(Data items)

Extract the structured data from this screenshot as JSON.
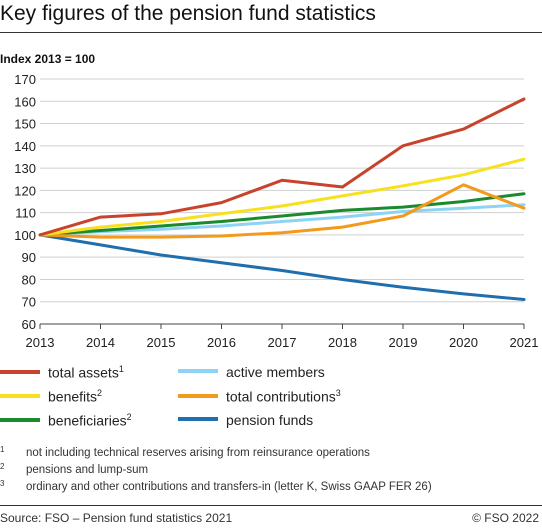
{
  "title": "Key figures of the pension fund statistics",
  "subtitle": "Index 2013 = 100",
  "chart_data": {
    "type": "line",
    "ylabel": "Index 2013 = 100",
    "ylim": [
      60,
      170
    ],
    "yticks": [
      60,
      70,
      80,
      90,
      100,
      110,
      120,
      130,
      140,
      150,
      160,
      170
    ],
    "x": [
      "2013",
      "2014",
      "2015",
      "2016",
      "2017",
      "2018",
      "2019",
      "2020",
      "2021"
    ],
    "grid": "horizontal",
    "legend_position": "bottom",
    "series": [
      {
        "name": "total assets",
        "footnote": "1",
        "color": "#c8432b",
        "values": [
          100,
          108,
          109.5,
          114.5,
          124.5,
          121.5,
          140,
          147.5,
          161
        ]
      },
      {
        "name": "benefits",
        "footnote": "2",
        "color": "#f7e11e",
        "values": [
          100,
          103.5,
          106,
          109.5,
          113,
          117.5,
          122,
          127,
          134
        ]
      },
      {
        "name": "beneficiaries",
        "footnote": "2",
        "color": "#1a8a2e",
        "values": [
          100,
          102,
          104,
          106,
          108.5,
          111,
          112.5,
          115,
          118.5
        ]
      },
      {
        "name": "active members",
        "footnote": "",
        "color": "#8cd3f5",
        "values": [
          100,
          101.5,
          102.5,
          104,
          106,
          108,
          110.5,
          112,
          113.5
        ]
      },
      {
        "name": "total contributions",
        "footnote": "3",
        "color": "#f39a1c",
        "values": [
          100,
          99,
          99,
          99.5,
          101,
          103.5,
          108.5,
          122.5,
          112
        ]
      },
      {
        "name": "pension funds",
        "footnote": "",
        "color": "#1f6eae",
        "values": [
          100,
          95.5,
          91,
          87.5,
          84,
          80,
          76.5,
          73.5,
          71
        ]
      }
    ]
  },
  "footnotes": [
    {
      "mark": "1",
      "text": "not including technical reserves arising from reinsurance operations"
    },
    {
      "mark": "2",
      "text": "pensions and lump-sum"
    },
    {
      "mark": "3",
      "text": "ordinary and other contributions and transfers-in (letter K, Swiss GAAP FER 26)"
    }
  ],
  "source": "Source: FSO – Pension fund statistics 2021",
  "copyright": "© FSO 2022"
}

...

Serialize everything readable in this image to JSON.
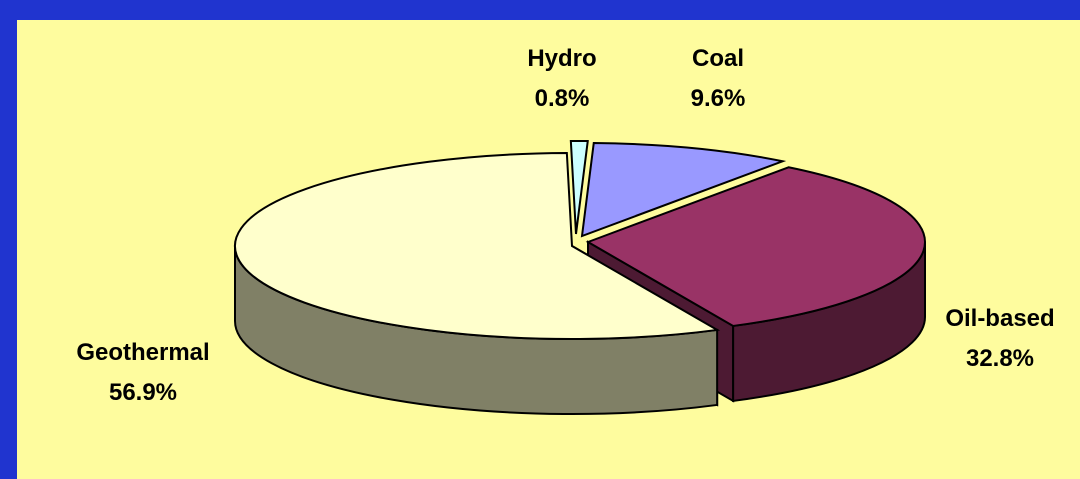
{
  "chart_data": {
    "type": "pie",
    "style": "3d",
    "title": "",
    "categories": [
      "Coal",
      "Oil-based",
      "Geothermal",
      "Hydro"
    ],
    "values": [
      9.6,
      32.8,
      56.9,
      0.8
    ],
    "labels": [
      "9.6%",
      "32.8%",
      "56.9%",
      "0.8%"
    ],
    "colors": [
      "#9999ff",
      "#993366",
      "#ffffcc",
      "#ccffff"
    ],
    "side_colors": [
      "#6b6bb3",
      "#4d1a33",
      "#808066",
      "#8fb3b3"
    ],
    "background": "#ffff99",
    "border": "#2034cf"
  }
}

* * *

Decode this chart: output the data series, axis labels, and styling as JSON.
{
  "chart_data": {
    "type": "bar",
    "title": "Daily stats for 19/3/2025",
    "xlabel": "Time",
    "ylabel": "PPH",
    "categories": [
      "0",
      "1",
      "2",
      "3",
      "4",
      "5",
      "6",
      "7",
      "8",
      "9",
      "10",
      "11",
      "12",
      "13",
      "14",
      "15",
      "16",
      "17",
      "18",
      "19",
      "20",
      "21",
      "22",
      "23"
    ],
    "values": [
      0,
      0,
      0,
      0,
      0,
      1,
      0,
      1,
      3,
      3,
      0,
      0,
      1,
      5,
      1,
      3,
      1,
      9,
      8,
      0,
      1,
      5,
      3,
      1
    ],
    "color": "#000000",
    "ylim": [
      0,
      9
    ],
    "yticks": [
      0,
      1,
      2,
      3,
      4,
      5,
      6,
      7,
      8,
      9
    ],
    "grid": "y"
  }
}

EXERCISE REQUIREMENTS: Copy every line from the entries that contains the word "this".

TASK ANSWER:
Extract the structured data from this screenshot as JSON.
Serialize everything readable in this image to JSON.
Decode this chart: output the data series, axis labels, and styling as JSON.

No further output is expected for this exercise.